## Письменное задание
Перечислите всех людей, названных по имени или фамилии в тексте о пушкинской поэме. Названия произведений в кавычках не учитывайте.
---------- Исходный текст
Итак, нет смысла искать замену Публиколе. Пушкин почему-то разделил античного Брута на две персоны, одной из которых приписал роль инициатора возмущения, а другой – изгнание царей. Шекспир здесь ни при чем, его имя – лишь знак сюжета, за которым скрыты другие реалии, существенно более близкие современникам Пушкина.

Отвечая на вопрос о том, зачем Пушкину понадобилась «слабая поэма», Б. Эйхенбаум концентрирует внимание на специфике исторических интересов Пушкина этого периода: «Пушкин изучает историю как человек, глубоко заинтересованный вопросом о судьбах русского самодержавия и дворянства, как друг декабристов, осведомленный об их намерениях и планах <…> Среди исторических занятий Пушкина видное место занимала римская история, тогда очень популярная. Имена римских императоров и героев были в ту пору обычными символами – и в поэзии, и в драме, и в ораторских речах»[108]. Чего по тем или иным причинам не сказал Б. Эйхенбаум? Того, что римская история и ее герои-тираноборцы были моделями исторической ситуации и личного поведения для будущих декабристов. Поэтому прежде всего значимым в «Лукреции» является то, что она поставлена на эпизоде из римской истории.
--------------------
---------- Набор данных
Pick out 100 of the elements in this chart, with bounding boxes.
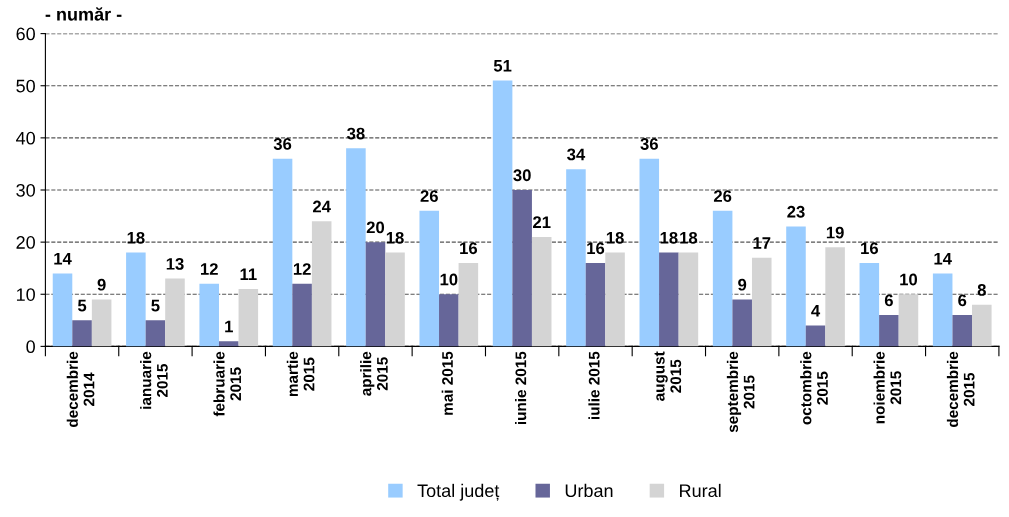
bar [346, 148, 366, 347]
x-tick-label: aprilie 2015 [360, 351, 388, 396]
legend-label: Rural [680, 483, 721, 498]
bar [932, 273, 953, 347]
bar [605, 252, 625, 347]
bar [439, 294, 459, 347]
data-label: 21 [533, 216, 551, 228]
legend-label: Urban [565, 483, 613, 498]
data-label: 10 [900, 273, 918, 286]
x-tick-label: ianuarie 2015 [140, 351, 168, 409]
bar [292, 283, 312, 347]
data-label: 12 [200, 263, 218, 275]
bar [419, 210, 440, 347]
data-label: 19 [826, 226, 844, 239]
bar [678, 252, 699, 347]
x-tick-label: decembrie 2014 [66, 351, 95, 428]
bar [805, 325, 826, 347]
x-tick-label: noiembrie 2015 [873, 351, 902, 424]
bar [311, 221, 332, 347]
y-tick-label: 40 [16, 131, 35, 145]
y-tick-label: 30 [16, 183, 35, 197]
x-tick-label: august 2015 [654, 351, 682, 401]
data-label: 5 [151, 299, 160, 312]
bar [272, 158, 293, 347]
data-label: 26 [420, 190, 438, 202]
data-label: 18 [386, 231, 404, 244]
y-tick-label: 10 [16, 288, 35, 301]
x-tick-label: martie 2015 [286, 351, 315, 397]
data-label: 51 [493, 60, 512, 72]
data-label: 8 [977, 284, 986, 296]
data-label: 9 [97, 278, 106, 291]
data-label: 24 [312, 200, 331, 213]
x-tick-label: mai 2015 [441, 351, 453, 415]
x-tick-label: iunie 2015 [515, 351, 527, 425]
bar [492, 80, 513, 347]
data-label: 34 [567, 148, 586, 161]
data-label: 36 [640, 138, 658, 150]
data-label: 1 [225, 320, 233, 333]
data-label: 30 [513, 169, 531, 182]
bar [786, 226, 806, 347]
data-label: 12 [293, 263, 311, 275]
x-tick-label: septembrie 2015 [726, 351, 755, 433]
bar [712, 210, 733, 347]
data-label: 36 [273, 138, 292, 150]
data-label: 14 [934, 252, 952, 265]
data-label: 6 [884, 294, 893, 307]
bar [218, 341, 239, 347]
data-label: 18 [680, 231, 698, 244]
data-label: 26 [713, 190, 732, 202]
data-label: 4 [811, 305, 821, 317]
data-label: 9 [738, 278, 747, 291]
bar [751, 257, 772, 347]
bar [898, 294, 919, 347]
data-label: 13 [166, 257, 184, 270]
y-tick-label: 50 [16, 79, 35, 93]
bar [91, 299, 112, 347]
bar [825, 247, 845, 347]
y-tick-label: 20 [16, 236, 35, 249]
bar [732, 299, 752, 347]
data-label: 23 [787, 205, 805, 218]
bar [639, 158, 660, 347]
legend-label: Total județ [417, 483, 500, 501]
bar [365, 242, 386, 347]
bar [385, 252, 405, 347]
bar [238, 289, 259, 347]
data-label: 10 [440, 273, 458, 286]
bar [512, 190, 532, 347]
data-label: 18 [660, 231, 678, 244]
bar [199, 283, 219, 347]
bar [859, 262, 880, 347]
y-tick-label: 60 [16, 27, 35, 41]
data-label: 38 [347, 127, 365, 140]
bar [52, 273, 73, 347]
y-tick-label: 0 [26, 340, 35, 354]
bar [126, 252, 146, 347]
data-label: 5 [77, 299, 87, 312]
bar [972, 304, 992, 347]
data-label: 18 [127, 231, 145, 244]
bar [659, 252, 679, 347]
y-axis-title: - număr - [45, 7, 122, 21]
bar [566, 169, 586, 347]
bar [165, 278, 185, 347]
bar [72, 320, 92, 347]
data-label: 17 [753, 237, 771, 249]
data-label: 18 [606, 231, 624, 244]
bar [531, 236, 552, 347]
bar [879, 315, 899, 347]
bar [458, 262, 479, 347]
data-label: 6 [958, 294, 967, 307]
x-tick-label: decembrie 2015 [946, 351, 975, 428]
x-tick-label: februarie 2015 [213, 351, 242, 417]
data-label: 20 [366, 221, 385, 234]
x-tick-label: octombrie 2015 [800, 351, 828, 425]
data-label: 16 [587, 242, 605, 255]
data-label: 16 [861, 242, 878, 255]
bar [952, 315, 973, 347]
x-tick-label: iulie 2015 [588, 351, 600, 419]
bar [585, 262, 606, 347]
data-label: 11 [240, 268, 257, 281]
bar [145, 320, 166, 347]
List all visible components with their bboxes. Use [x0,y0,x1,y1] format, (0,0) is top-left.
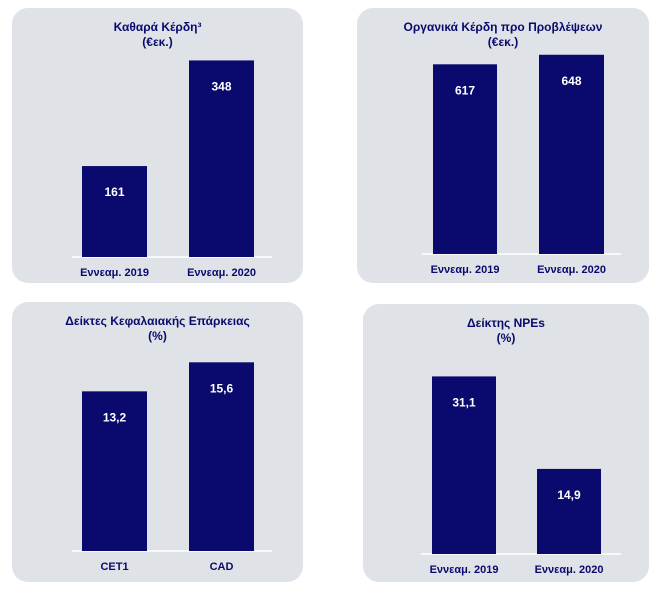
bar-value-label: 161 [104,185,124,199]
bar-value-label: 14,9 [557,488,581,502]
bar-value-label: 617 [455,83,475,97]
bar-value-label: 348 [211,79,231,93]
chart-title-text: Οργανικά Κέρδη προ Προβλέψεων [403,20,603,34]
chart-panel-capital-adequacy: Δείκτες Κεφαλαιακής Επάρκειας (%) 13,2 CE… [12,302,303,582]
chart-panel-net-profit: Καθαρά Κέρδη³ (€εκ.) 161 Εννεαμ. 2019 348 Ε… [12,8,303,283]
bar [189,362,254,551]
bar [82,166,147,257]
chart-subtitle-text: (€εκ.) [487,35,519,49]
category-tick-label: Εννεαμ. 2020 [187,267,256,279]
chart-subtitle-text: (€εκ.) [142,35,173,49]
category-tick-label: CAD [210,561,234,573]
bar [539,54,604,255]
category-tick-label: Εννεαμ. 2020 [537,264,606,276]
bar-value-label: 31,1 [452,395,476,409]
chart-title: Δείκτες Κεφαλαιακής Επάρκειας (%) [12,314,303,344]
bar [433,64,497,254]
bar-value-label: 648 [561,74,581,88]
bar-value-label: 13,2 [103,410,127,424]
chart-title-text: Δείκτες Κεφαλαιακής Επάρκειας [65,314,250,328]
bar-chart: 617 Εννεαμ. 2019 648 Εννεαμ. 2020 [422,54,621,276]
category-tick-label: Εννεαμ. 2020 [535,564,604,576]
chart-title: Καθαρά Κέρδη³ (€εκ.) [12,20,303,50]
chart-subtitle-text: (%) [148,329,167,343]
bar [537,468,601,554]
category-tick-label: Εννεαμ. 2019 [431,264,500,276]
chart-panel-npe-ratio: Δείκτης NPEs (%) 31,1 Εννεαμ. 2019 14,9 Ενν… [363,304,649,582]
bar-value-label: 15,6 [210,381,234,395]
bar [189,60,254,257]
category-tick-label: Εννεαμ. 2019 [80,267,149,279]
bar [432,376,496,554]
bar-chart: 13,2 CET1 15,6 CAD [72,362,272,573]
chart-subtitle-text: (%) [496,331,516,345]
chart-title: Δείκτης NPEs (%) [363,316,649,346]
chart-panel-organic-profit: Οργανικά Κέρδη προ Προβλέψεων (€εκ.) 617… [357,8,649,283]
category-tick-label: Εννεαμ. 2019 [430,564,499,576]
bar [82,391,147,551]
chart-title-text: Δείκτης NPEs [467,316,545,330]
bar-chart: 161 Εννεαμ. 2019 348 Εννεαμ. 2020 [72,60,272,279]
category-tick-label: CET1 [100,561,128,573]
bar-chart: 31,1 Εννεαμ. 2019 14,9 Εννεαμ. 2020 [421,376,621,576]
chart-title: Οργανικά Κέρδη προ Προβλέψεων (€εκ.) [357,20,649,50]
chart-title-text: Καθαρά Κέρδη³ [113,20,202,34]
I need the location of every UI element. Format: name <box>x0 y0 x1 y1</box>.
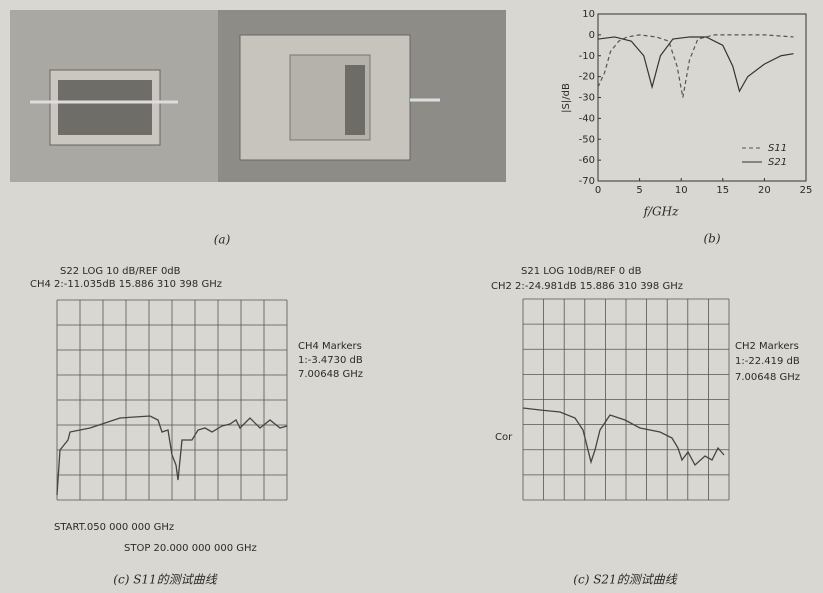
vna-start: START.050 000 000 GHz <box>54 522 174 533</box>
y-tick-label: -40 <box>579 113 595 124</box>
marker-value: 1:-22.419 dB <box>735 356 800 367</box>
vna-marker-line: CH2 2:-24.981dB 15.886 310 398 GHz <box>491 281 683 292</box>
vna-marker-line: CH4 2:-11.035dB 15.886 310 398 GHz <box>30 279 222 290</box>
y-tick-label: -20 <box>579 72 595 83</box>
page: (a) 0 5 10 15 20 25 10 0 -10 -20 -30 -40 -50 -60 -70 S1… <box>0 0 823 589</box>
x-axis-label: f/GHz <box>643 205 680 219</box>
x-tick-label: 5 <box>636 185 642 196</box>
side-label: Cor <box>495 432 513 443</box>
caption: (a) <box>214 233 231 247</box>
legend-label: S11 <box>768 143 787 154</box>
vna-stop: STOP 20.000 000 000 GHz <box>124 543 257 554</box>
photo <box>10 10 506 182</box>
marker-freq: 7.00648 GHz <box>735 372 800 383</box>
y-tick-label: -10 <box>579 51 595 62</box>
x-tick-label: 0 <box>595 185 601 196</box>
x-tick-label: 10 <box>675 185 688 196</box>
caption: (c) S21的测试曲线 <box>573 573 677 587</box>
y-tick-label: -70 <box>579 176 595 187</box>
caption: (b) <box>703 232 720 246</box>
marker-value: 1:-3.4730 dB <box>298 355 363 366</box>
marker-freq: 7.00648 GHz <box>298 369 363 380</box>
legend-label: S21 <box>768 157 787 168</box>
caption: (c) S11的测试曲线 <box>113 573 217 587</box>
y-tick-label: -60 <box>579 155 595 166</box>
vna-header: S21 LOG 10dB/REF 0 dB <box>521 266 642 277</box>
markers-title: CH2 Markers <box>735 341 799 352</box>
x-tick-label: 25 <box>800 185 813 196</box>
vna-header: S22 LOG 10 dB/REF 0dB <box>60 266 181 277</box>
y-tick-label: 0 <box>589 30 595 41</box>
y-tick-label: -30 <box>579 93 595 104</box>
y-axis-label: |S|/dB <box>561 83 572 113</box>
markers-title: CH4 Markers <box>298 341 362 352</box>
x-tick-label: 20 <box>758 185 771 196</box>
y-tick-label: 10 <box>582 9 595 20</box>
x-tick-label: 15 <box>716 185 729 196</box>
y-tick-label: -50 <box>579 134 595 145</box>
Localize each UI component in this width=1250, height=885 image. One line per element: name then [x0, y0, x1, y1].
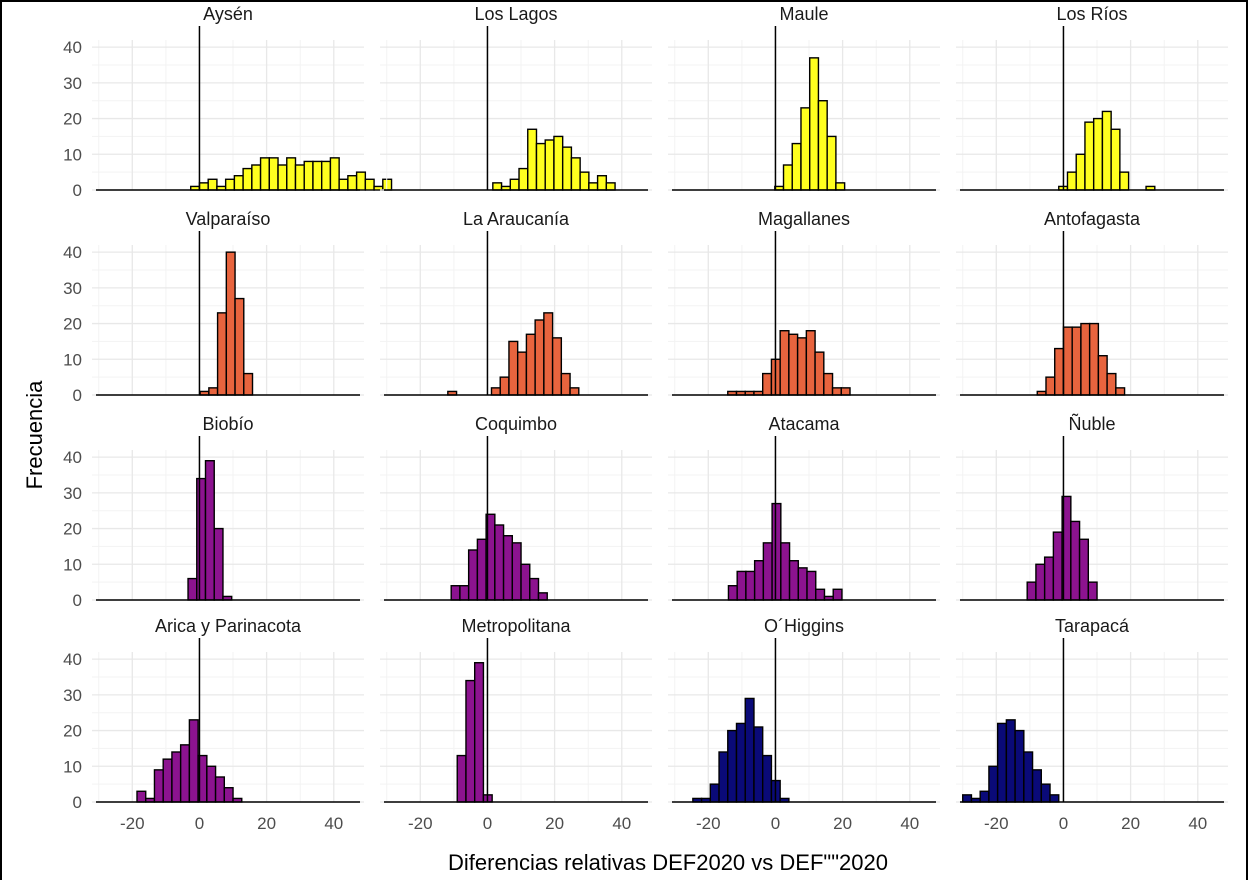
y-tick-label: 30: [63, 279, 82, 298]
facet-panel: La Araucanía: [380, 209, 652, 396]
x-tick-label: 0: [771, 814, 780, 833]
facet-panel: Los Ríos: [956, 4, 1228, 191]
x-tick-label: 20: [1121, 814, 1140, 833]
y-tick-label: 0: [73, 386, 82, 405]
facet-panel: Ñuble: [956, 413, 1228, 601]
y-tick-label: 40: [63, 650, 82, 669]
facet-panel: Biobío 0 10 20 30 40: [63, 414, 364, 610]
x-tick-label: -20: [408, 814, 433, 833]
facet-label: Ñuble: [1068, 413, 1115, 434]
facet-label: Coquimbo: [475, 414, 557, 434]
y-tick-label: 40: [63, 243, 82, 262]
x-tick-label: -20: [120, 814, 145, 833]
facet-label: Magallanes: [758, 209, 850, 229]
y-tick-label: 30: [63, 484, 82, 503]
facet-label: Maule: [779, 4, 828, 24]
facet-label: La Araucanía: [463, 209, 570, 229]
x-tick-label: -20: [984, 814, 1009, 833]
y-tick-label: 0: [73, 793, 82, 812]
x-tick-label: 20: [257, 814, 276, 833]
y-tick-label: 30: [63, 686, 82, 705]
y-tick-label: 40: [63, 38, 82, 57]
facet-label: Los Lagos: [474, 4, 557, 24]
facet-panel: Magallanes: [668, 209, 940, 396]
--------------------
## Ответ к задаче
Публикола, Пушкин, Брут, Шекспир, Б. Эйхенбаум.